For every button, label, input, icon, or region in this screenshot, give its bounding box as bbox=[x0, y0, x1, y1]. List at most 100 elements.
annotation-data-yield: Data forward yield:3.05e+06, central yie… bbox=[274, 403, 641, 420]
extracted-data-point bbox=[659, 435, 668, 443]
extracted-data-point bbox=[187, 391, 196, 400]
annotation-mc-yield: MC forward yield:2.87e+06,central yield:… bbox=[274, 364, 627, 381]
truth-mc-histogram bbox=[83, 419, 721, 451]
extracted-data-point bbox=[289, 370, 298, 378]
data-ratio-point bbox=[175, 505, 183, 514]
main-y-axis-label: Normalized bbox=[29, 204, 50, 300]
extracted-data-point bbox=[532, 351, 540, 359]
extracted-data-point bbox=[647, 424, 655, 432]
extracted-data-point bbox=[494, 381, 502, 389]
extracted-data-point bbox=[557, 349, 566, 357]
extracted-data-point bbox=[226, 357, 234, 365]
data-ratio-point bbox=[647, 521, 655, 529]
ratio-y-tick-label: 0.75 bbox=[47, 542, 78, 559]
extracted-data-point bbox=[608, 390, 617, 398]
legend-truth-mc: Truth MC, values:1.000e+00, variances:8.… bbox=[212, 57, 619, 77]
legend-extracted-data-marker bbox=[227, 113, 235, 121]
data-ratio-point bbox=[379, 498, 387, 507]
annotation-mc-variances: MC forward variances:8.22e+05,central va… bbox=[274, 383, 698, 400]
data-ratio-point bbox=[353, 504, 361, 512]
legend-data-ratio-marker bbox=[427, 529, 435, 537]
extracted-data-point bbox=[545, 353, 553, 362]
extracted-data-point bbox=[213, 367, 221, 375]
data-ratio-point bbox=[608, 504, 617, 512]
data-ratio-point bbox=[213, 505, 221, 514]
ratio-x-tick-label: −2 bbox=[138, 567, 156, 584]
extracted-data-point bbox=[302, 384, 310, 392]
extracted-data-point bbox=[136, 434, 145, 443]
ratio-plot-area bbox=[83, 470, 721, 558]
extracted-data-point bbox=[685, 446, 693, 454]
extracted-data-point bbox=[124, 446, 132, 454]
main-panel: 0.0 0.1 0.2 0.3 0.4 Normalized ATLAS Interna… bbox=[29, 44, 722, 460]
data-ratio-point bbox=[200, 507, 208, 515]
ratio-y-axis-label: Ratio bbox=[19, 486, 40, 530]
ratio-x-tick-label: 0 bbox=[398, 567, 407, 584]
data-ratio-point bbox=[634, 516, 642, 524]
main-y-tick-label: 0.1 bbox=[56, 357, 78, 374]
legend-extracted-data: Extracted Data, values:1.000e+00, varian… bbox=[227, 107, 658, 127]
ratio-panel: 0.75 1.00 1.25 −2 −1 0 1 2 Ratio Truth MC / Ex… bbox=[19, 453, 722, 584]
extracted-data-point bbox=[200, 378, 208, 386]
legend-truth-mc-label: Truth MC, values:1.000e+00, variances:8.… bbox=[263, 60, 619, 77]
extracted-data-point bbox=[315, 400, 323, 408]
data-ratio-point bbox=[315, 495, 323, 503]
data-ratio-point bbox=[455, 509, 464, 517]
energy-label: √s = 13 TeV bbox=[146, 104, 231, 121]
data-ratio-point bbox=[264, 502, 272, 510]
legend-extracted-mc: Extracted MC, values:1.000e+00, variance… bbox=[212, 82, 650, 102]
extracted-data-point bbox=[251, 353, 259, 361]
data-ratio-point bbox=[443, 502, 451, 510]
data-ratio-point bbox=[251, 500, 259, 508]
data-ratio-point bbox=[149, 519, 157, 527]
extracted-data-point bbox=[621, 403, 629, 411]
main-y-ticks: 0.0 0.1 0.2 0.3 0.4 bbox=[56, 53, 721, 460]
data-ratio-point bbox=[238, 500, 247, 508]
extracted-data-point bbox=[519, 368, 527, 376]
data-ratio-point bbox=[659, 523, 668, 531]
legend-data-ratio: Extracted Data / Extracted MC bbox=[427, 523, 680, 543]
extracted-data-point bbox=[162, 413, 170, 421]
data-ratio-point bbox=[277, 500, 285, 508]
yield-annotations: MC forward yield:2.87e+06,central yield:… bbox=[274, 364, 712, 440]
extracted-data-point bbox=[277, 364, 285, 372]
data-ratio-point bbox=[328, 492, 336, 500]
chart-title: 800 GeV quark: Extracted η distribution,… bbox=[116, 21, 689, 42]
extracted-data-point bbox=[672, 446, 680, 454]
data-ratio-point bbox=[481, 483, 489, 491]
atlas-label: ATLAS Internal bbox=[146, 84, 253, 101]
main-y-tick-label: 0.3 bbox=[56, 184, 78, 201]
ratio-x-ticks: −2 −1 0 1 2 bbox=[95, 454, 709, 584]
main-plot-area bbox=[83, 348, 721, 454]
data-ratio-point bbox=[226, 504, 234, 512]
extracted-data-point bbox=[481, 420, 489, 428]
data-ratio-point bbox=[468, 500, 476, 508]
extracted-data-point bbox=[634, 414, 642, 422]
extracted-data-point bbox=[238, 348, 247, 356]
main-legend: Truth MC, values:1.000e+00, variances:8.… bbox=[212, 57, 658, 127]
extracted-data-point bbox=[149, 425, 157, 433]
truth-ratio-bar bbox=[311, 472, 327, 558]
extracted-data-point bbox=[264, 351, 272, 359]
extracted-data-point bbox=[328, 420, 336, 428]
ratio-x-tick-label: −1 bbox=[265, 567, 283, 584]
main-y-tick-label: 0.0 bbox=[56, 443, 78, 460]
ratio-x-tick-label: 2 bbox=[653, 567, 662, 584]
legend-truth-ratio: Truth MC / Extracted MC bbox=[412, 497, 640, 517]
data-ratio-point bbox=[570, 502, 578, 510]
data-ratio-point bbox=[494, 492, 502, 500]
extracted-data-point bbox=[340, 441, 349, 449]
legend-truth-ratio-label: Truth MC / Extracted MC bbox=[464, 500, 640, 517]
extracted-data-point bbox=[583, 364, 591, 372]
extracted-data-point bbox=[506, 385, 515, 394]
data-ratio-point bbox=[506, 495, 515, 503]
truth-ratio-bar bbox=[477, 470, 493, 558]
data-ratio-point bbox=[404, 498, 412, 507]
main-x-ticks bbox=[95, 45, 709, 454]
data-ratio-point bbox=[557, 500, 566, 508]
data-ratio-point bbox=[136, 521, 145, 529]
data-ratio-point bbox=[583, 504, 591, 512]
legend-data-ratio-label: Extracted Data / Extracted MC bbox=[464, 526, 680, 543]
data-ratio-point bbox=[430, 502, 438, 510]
------------------------------
SET TASK: Copy the records word for word, beginning with their first line and ending with the line that contains "extracted-data-point bbox=[187, 391, 196, 400]". Include both of those lines and nothing after them.

TASK RESPONSE:
For every button, label, input, icon, or region in this screenshot, give its bounding box as bbox=[x0, y0, x1, y1]. List at most 100 elements.
annotation-data-yield: Data forward yield:3.05e+06, central yie… bbox=[274, 403, 641, 420]
extracted-data-point bbox=[659, 435, 668, 443]
extracted-data-point bbox=[187, 391, 196, 400]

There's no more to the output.